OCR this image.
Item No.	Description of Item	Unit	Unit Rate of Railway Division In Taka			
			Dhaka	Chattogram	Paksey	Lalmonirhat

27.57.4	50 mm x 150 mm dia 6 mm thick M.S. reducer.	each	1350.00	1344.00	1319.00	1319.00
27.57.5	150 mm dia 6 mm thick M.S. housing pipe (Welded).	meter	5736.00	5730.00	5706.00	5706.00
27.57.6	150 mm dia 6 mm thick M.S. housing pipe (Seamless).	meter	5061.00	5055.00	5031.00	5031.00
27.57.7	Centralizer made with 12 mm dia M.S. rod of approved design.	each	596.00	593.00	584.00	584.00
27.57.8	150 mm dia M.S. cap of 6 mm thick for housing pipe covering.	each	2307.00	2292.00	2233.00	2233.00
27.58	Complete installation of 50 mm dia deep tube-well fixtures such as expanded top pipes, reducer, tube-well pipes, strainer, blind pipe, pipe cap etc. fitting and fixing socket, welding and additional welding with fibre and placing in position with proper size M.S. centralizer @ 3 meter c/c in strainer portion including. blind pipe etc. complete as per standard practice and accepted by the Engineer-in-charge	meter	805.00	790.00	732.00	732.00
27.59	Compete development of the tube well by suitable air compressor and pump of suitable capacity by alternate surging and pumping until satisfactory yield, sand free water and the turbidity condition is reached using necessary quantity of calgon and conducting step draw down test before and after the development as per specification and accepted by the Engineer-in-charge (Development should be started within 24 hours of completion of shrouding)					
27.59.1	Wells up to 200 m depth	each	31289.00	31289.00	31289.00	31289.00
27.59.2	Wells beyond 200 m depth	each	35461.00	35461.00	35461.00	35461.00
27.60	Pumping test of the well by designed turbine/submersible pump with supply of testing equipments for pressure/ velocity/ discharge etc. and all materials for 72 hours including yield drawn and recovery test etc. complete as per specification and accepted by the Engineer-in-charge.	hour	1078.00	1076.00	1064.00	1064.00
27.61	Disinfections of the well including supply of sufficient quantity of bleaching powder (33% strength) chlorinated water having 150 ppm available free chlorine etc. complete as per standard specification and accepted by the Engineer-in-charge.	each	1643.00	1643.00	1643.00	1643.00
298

▸ **GOAL**:
Find the lines above holding the word "thick" and show them.

▸ **EXERCISE ANSWER**:
27.57.4	50 mm x 150 mm dia 6 mm thick M.S. reducer.	each	1350.00	1344.00	1319.00	1319.00
27.57.5	150 mm dia 6 mm thick M.S. housing pipe (Welded).	meter	5736.00	5730.00	5706.00	5706.00
27.57.6	150 mm dia 6 mm thick M.S. housing pipe (Seamless).	meter	5061.00	5055.00	5031.00	5031.00
27.57.8	150 mm dia M.S. cap of 6 mm thick for housing pipe covering.	each	2307.00	2292.00	2233.00	2233.00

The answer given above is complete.